Records from a collection of figures:
┄┄┄┄┄┄┄┄┄┄┄┄┄┄┄┄┄┄┄┄

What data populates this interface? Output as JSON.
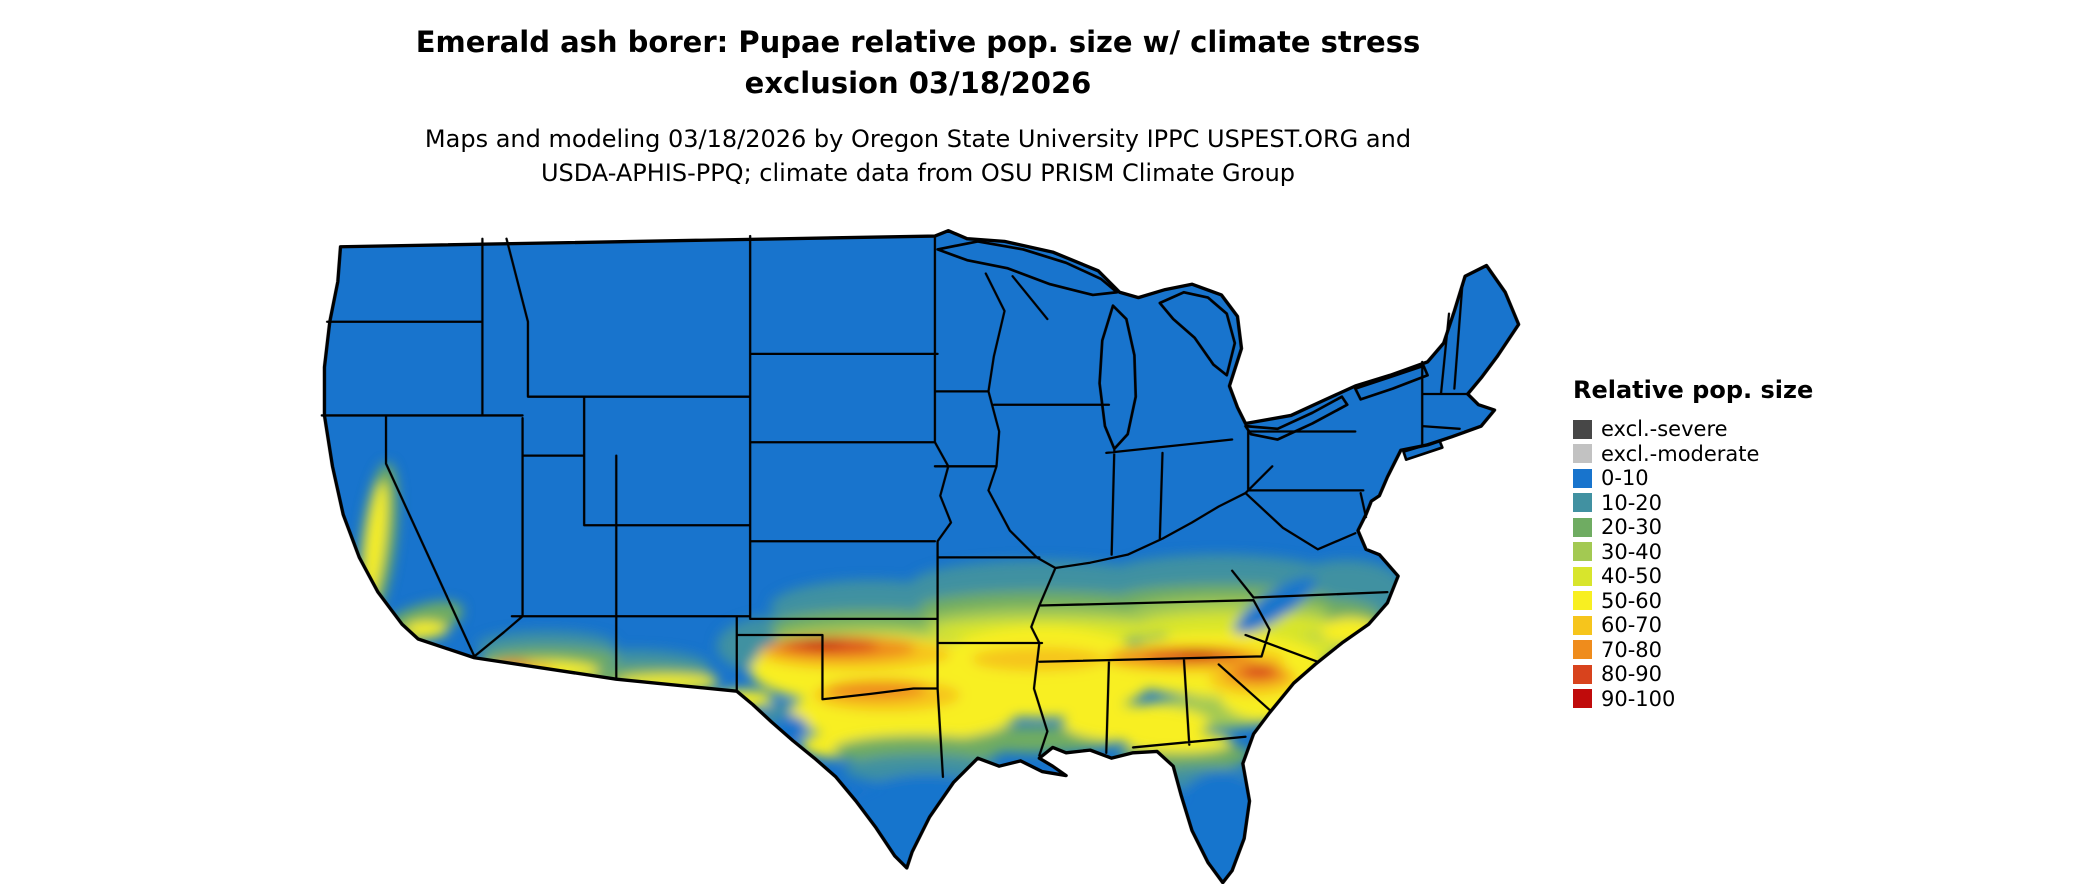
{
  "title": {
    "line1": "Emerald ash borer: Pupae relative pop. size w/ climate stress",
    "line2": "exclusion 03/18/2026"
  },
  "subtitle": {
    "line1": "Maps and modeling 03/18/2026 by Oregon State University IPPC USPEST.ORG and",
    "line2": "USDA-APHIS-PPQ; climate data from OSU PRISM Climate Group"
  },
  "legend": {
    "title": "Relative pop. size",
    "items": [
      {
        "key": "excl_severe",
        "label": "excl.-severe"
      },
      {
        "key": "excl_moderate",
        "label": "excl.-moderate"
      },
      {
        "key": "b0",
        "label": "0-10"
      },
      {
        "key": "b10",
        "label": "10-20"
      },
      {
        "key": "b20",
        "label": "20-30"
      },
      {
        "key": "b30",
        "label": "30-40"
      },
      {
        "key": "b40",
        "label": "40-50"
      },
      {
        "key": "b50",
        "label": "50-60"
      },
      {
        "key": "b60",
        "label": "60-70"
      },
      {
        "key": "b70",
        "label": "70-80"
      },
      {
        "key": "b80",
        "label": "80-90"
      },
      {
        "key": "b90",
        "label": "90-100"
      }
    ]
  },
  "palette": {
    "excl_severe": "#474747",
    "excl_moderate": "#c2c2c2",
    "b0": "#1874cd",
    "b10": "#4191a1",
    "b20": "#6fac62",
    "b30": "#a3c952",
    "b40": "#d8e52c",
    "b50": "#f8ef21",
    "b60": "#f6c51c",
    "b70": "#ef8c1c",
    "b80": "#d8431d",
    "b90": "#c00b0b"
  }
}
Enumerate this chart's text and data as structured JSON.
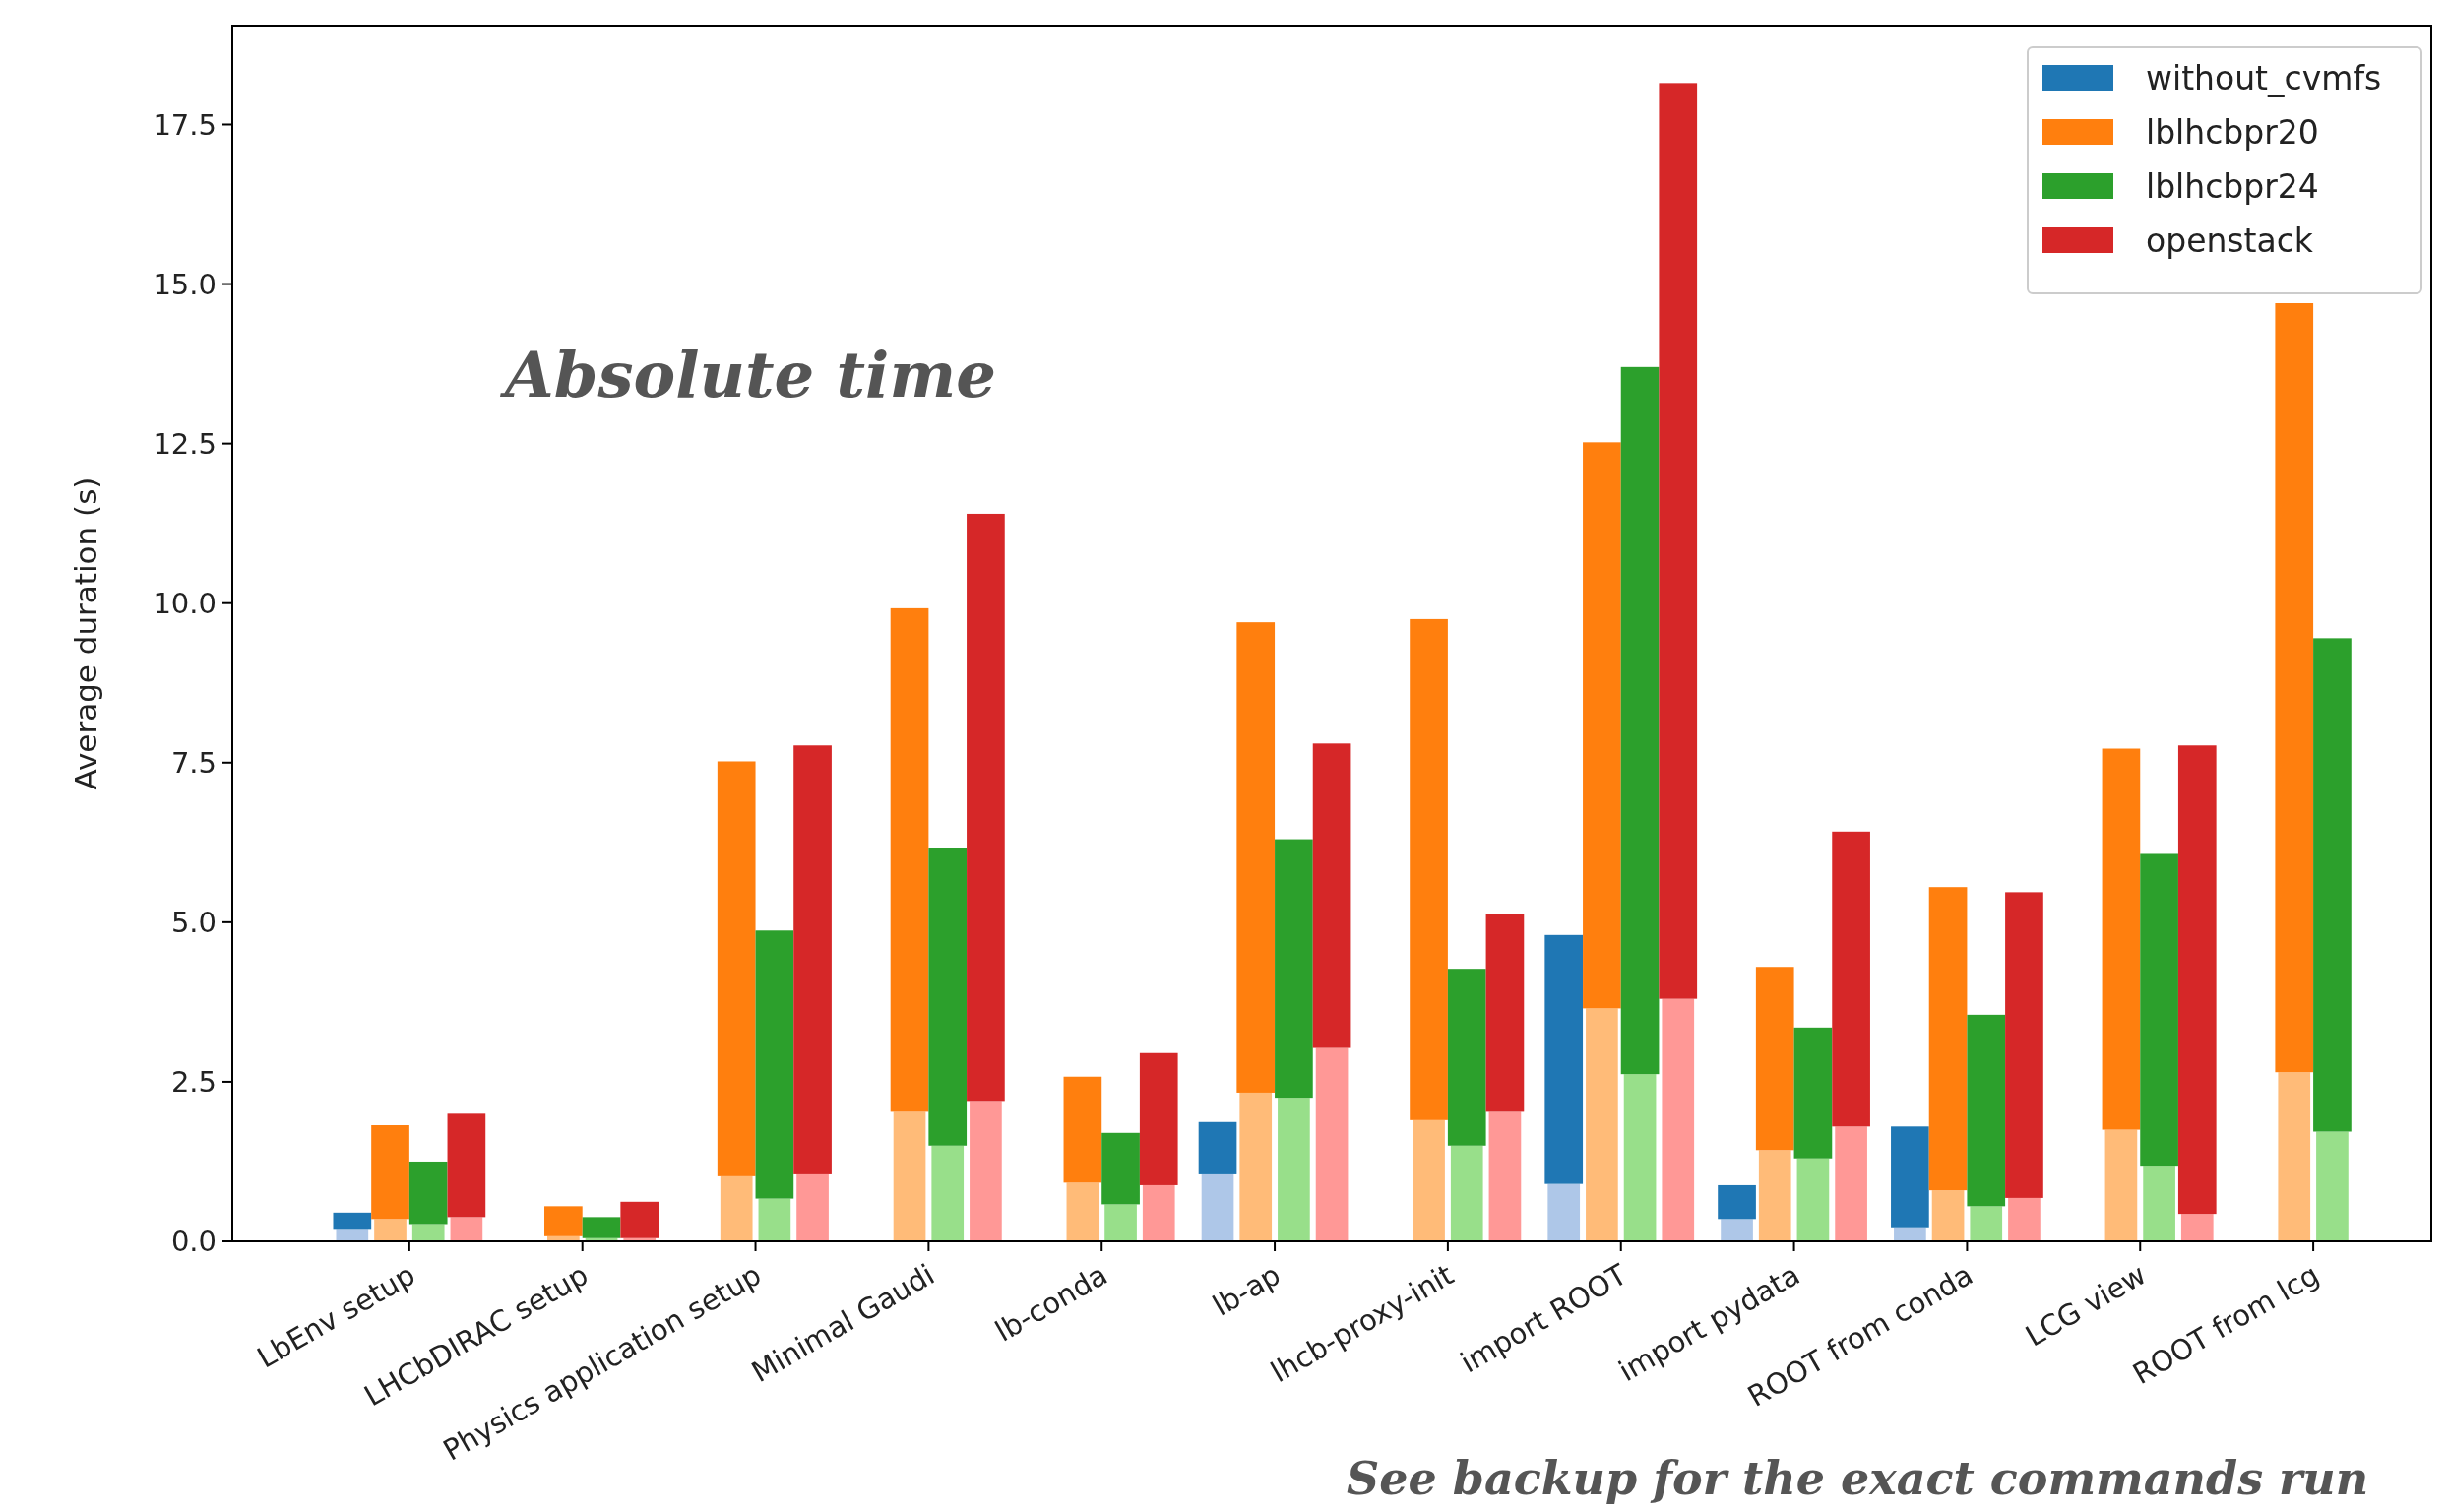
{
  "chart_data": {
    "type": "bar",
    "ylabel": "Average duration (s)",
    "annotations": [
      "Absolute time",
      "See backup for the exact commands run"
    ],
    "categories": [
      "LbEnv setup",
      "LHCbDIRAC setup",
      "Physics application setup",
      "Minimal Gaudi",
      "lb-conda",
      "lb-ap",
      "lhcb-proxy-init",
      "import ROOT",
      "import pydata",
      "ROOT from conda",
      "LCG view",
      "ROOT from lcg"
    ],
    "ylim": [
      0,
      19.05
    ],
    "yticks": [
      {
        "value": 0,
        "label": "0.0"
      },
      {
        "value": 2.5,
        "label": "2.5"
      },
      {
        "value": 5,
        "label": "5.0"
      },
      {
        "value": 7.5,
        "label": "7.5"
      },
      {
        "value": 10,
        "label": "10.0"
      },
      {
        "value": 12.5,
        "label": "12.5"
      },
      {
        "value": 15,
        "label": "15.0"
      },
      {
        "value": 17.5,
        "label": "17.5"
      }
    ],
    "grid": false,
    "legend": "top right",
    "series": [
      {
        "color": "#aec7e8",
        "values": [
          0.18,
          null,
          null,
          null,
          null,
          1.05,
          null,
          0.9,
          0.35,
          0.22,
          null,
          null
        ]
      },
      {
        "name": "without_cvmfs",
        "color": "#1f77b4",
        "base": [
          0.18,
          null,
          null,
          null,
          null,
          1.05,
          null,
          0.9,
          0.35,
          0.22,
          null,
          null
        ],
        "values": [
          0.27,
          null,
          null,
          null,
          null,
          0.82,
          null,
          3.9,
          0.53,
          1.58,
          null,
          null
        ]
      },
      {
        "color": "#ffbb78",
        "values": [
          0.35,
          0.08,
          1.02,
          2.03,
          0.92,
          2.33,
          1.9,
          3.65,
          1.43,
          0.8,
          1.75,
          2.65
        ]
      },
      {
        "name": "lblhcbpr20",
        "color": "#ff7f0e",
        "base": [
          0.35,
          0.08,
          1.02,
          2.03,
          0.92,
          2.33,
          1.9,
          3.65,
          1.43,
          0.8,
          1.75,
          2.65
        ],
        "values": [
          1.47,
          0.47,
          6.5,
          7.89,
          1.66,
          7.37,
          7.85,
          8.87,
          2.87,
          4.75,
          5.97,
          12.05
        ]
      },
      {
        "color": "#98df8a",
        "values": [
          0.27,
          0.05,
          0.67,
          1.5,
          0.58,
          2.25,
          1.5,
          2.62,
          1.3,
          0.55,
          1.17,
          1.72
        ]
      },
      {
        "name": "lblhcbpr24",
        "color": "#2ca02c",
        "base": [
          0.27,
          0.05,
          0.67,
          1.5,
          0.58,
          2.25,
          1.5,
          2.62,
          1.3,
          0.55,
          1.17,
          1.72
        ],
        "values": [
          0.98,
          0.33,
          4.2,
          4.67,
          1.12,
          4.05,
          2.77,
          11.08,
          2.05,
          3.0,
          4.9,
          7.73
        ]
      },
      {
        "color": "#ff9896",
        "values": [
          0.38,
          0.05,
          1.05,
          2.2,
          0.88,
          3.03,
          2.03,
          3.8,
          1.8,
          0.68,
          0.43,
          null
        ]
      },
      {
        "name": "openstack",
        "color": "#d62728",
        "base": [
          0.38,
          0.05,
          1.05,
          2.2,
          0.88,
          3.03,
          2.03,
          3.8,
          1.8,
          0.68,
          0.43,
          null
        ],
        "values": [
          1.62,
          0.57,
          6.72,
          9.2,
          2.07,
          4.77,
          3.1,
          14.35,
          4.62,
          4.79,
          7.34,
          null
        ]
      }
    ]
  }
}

┄┄┄┄┄┄┄┄┄┄┄┄┄┄┄┄┄┄┄┄

Work to do:
Tally the lines of the listing that include "color". Reply with nothing but the count.

Written answer:
8